## [The request]
Tally up the lines where the string "will" appears; reply with the number only.

## [Raw records]

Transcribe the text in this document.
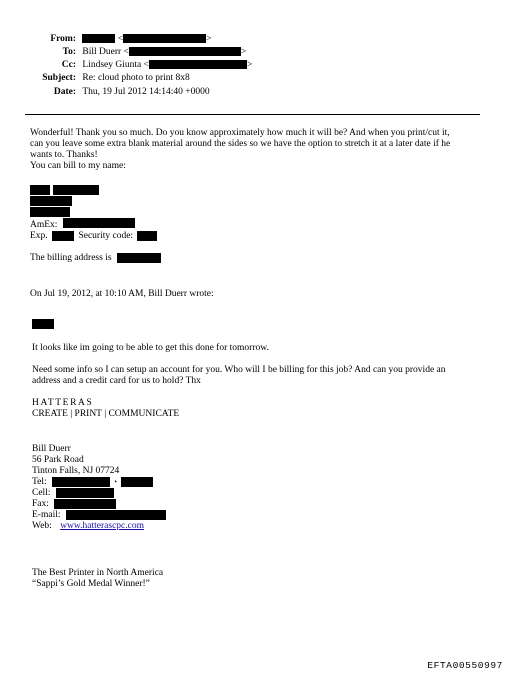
From:	<	>
To: Bill Duerr <	>
Cc: Lindsey Giunta <	>
Subject: Re: cloud photo to print 8x8
Date: Thu, 19 Jul 2012 14:14:40 +0000
Wonderful! Thank you so much. Do you know approximately how much it will be? And when you print/cut it,
can you leave some extra blank material around the sides so we have the option to stretch it at a later date if he
wants to. Thanks!
You can bill to my name:
AmEx:
Exp.	Security code:
The billing address is
On Jul 19, 2012, at 10:10 AM, Bill Duerr wrote:
It looks like im going to be able to get this done for tomorrow.
Need some info so I can setup an account for you. Who will I be billing for this job? And can you provide an
address and a credit card for us to hold? Thx
HATTERAS
CREATE | PRINT | COMMUNICATE
Bill Duerr
56 Park Road
Tinton Falls, NJ 07724
Tel:	•
Cell:
Fax:
E-mail:
Web: www.hatterascpc.com
The Best Printer in North America
“Sappi’s Gold Medal Winner!”
EFTA00550997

## [Task response]
2